[START GIVEN RECORDS]

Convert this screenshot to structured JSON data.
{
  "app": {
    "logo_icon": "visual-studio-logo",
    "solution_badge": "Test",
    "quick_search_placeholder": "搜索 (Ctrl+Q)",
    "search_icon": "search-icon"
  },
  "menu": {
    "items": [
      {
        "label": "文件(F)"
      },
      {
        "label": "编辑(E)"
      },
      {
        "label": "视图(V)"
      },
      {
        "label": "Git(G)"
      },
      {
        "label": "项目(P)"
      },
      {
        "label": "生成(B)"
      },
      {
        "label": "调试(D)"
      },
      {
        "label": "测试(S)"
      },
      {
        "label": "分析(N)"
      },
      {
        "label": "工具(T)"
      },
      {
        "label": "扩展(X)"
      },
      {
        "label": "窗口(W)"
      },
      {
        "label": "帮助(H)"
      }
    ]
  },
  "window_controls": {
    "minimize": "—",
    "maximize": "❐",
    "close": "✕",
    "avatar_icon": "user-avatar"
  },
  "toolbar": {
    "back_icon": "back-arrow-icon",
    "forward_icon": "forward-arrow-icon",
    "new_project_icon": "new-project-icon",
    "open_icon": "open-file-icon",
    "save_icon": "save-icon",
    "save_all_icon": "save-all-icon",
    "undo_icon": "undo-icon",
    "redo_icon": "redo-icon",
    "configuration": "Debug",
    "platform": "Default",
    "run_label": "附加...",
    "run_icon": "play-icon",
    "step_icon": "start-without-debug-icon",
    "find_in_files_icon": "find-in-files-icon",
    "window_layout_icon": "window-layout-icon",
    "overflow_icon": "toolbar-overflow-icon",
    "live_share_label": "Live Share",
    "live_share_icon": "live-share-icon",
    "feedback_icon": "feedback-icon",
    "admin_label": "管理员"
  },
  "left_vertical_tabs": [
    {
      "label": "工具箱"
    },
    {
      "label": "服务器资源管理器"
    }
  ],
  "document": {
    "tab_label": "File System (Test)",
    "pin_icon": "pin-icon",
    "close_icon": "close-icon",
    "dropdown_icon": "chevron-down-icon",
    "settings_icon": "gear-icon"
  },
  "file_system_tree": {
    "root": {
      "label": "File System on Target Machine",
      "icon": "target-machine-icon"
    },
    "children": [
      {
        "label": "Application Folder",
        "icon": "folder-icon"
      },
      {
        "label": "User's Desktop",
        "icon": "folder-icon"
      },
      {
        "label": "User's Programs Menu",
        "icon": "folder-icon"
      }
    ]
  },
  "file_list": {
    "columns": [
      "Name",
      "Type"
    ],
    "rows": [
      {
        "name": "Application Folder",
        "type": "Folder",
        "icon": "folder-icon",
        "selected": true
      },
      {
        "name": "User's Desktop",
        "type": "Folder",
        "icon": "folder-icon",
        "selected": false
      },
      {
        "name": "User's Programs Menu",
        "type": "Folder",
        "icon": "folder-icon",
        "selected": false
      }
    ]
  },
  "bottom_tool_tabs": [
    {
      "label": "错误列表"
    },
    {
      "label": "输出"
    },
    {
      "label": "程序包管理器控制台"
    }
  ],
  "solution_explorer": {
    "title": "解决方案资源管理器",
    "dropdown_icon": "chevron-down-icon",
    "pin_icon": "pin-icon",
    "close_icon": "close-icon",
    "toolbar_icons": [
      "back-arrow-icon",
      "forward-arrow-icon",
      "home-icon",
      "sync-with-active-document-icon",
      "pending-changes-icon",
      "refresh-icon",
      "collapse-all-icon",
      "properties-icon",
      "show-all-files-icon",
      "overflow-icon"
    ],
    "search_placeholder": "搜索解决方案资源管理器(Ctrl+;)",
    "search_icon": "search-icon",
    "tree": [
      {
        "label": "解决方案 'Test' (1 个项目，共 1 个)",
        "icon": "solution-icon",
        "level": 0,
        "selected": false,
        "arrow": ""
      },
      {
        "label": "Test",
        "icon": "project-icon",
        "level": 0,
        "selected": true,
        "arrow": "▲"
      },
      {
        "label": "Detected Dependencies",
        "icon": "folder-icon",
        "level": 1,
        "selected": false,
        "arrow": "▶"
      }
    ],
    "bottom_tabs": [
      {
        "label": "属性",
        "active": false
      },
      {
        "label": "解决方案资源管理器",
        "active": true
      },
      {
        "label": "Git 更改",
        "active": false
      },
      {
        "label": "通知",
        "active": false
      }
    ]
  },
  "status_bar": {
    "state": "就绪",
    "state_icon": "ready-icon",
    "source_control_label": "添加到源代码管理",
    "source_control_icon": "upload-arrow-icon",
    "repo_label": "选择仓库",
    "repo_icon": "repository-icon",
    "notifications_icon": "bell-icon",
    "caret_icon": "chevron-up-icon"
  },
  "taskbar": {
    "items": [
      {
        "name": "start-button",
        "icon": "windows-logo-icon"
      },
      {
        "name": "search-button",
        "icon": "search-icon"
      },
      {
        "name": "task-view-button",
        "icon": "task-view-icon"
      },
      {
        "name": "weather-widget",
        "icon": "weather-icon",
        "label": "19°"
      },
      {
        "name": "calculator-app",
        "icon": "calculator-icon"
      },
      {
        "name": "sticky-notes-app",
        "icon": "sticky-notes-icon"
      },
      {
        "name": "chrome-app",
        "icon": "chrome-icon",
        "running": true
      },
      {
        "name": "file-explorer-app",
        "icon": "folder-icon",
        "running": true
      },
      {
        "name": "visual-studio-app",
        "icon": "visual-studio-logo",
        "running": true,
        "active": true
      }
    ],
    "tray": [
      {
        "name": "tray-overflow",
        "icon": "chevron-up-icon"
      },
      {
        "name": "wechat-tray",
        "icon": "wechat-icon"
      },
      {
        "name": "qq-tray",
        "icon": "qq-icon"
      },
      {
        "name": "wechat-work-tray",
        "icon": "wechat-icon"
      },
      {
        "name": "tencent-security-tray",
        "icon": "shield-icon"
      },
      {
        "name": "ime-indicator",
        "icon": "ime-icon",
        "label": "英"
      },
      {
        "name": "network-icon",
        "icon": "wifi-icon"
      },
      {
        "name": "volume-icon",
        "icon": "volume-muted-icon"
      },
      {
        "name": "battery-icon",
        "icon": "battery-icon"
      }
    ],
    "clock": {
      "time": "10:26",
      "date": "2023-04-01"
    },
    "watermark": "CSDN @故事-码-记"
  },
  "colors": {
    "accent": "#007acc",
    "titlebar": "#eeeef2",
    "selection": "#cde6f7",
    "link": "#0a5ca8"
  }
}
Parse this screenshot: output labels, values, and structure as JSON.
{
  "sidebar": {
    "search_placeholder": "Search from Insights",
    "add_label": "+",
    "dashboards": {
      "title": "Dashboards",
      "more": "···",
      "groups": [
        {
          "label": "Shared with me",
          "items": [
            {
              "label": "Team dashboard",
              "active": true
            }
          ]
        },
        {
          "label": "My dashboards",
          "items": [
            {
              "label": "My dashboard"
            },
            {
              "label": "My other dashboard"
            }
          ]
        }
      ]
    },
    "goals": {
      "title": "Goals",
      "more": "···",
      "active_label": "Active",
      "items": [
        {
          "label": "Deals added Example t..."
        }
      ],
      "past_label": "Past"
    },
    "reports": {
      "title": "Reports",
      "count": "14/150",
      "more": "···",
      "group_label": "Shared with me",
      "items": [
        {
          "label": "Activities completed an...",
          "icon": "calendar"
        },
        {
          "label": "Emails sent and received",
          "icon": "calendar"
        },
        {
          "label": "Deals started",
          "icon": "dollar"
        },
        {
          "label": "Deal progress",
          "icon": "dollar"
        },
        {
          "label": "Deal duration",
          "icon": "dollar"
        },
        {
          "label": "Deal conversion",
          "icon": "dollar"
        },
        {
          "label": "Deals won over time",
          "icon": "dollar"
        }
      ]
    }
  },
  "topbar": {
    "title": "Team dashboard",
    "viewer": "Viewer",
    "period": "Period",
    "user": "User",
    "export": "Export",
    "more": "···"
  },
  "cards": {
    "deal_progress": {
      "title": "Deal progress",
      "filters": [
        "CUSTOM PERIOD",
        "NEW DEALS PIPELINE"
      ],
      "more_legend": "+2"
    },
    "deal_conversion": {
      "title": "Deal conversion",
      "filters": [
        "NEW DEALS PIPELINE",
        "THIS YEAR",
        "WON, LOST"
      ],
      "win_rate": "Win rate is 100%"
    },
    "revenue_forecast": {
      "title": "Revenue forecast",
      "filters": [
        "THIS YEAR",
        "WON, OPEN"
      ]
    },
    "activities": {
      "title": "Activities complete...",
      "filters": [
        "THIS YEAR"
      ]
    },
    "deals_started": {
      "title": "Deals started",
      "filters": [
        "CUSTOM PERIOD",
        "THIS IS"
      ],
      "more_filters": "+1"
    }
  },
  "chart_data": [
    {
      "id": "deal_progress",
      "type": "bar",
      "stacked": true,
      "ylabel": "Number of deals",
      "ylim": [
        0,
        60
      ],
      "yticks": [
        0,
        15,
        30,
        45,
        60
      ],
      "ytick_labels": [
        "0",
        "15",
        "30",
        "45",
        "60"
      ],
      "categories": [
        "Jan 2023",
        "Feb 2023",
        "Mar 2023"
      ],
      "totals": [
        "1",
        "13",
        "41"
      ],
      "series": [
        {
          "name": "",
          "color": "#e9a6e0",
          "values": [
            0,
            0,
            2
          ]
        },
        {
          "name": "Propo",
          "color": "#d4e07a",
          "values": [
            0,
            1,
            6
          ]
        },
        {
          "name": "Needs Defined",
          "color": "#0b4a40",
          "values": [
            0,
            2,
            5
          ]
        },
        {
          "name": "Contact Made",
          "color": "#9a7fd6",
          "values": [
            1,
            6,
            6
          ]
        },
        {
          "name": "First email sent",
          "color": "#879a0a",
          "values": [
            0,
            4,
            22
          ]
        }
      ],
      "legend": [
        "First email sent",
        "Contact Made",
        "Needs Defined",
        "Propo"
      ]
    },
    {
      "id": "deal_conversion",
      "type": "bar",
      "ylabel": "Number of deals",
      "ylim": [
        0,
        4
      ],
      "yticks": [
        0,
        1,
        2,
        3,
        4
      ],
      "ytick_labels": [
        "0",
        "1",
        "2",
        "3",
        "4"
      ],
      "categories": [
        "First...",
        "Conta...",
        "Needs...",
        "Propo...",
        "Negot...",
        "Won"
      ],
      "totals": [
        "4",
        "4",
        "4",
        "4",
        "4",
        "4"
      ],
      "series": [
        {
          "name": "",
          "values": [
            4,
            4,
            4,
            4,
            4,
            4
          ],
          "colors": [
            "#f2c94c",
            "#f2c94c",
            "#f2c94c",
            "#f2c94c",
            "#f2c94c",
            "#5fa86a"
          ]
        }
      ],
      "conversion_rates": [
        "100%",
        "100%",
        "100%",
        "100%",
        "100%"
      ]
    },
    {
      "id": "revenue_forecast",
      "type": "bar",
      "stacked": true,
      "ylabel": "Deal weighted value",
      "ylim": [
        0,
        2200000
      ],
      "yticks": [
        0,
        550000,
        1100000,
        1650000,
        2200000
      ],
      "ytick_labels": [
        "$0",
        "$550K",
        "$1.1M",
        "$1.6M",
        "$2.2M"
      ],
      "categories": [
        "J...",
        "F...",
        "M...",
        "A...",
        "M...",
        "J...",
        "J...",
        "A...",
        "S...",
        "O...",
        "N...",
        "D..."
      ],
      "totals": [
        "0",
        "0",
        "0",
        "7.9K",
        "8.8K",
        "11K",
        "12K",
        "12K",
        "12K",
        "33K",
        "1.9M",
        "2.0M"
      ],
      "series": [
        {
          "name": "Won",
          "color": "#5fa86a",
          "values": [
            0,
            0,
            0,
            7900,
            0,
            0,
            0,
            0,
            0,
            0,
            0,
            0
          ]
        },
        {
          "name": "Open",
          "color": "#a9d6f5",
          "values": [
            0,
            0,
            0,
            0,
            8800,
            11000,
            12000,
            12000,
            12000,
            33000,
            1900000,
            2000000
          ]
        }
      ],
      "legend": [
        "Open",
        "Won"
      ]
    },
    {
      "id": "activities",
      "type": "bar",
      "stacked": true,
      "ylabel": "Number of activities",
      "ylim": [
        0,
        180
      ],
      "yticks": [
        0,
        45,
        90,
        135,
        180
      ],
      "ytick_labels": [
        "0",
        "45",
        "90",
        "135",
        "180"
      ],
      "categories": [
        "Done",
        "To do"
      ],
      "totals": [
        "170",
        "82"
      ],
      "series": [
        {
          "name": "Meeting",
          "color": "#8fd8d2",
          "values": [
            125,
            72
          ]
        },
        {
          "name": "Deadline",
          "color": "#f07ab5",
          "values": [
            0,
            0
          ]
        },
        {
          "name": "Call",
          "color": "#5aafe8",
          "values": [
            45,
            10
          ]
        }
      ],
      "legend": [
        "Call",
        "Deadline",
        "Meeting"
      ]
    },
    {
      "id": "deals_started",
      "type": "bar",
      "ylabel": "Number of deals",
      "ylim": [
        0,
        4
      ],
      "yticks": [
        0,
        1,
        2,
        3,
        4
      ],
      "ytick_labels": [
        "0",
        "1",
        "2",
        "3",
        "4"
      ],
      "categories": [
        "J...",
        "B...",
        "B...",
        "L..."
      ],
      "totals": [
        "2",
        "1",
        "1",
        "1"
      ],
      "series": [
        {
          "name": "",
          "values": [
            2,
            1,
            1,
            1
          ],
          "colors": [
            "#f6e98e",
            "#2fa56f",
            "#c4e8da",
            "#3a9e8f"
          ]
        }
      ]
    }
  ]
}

[END GIVEN RECORDS]

__PROBLEM DETAILS__.
Look through the records and gather every line containing "arrow".

__EXPECTED ANSWER__.
    "back_icon": "back-arrow-icon",
    "forward_icon": "forward-arrow-icon",
      "back-arrow-icon",
      "forward-arrow-icon",
        "arrow": ""
        "arrow": "▲"
        "arrow": "▶"
    "source_control_icon": "upload-arrow-icon",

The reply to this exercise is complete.